Instructions to follow:
Write out the material exactly, without any of its pictures.

----- Provided records -----

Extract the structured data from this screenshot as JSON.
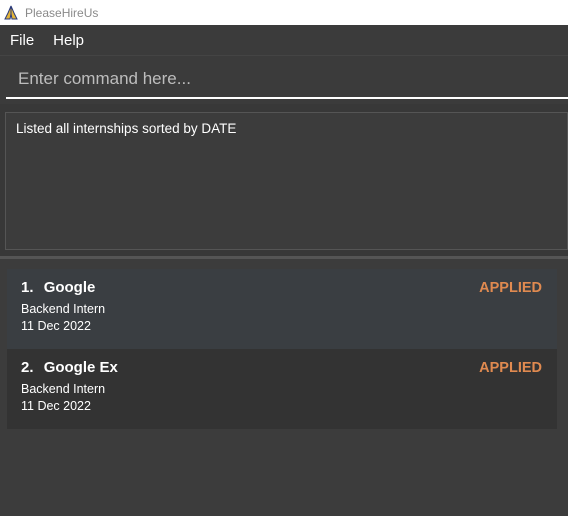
{
  "window": {
    "title": "PleaseHireUs",
    "app_icon": "praying-hands-icon"
  },
  "menubar": {
    "items": [
      {
        "label": "File"
      },
      {
        "label": "Help"
      }
    ]
  },
  "command_box": {
    "placeholder": "Enter command here...",
    "value": ""
  },
  "result_display": {
    "text": "Listed all internships sorted by DATE"
  },
  "internship_list": {
    "items": [
      {
        "index": "1.",
        "company": "Google",
        "role": "Backend Intern",
        "date": "11 Dec 2022",
        "status": "APPLIED"
      },
      {
        "index": "2.",
        "company": "Google Ex",
        "role": "Backend Intern",
        "date": "11 Dec 2022",
        "status": "APPLIED"
      }
    ]
  },
  "colors": {
    "background": "#3b3b3b",
    "status_accent": "#e08a50",
    "text": "#ffffff"
  }
}
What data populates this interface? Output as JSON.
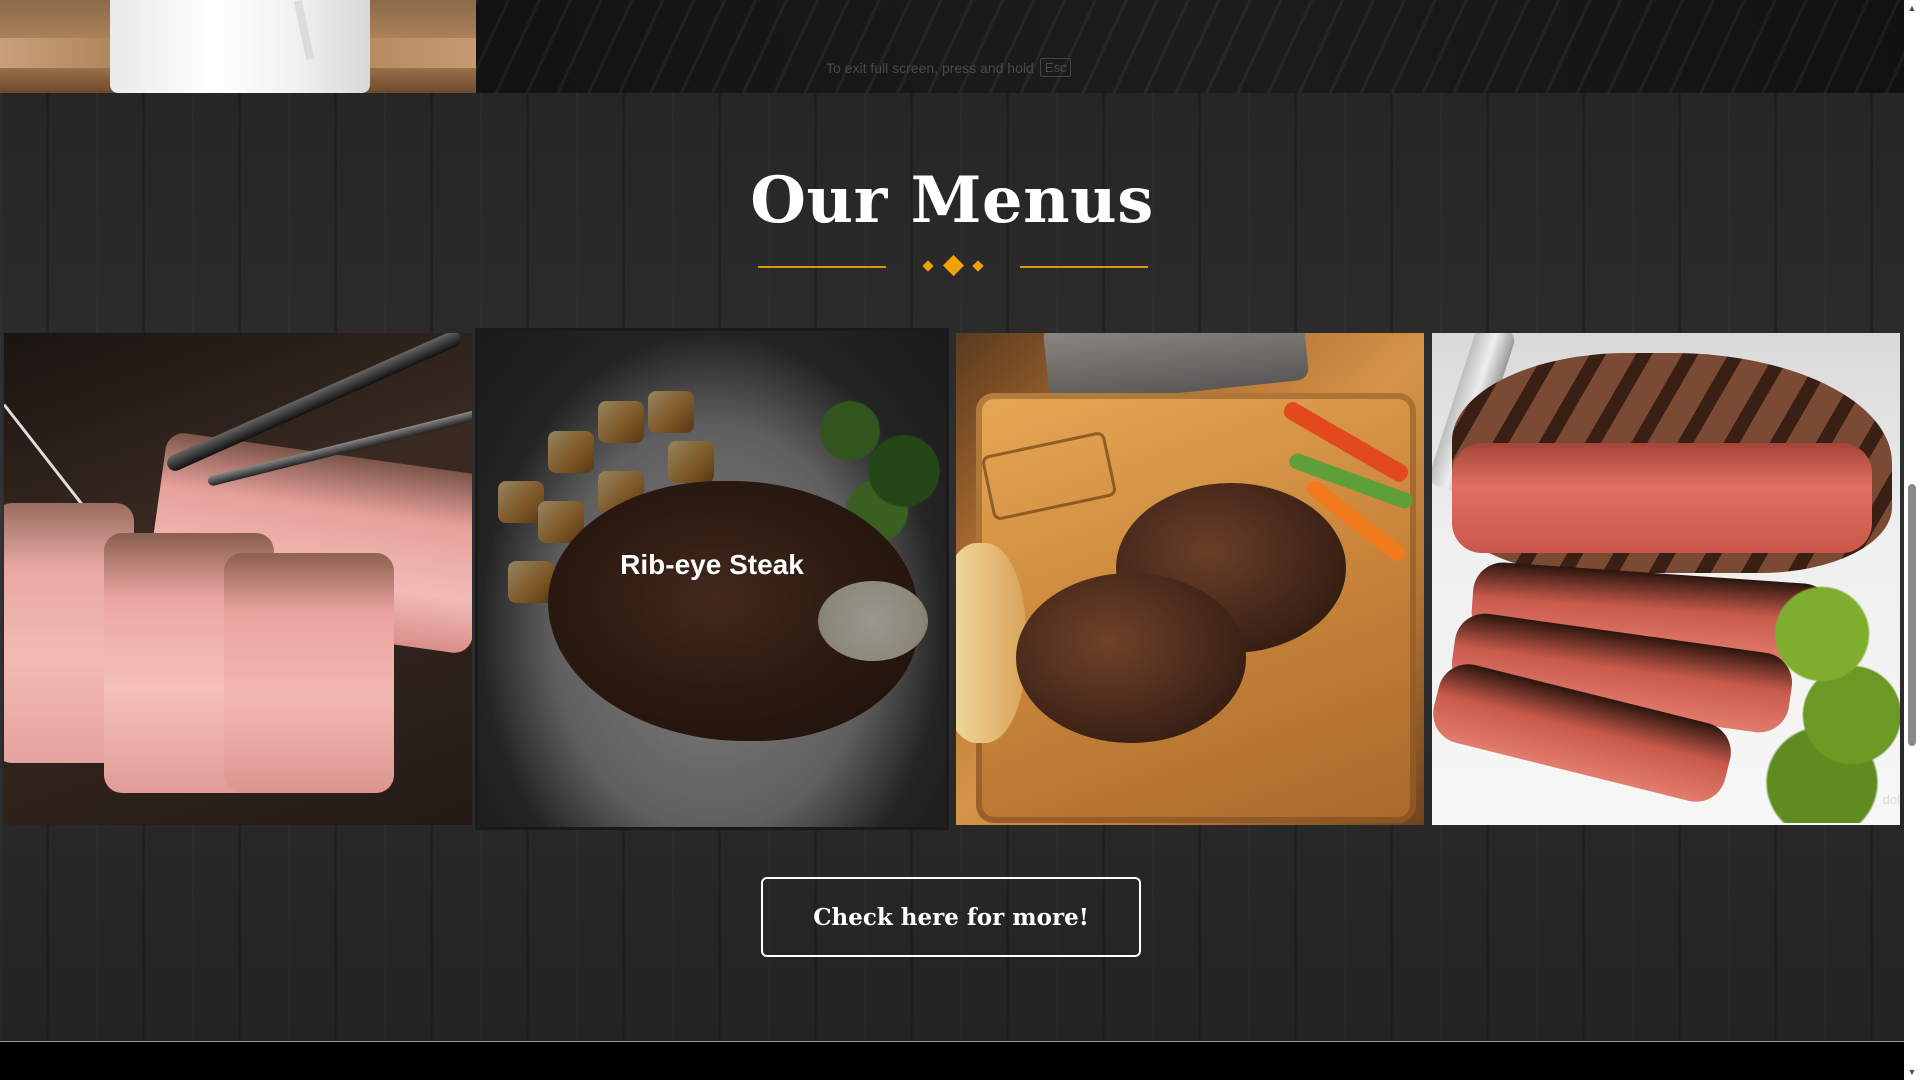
{
  "top_strip": {
    "fullscreen_hint": "To exit full screen, press and hold",
    "fullscreen_key": "Esc"
  },
  "menu_section": {
    "title": "Our Menus",
    "accent_color": "#f0a300",
    "cards": [
      {
        "label": ""
      },
      {
        "label": "Rib-eye Steak"
      },
      {
        "label": ""
      },
      {
        "label": "",
        "watermark": "dol"
      }
    ],
    "more_button": "Check here for more!"
  },
  "icons": {
    "divider": "diamond-ornament-icon",
    "scroll_up": "chevron-up-icon",
    "scroll_down": "chevron-down-icon"
  }
}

-----

Exercise output:
Extract the structured data from this screenshot as JSON.
{
  "window": {
    "title": "PleaseHireUs",
    "app_icon": "praying-hands-icon"
  },
  "menubar": {
    "items": [
      {
        "label": "File"
      },
      {
        "label": "Help"
      }
    ]
  },
  "command_box": {
    "placeholder": "Enter command here...",
    "value": ""
  },
  "result_display": {
    "text": "Listed all internships sorted by DATE"
  },
  "internship_list": {
    "items": [
      {
        "index": "1.",
        "company": "Google",
        "role": "Backend Intern",
        "date": "11 Dec 2022",
        "status": "APPLIED"
      },
      {
        "index": "2.",
        "company": "Google Ex",
        "role": "Backend Intern",
        "date": "11 Dec 2022",
        "status": "APPLIED"
      }
    ]
  },
  "colors": {
    "background": "#3b3b3b",
    "status_accent": "#e08a50",
    "text": "#ffffff"
  }
}
What data populates this interface? Output as JSON.
{
  "top_strip": {
    "fullscreen_hint": "To exit full screen, press and hold",
    "fullscreen_key": "Esc"
  },
  "menu_section": {
    "title": "Our Menus",
    "accent_color": "#f0a300",
    "cards": [
      {
        "label": ""
      },
      {
        "label": "Rib-eye Steak"
      },
      {
        "label": ""
      },
      {
        "label": "",
        "watermark": "dol"
      }
    ],
    "more_button": "Check here for more!"
  },
  "icons": {
    "divider": "diamond-ornament-icon",
    "scroll_up": "chevron-up-icon",
    "scroll_down": "chevron-down-icon"
  }
}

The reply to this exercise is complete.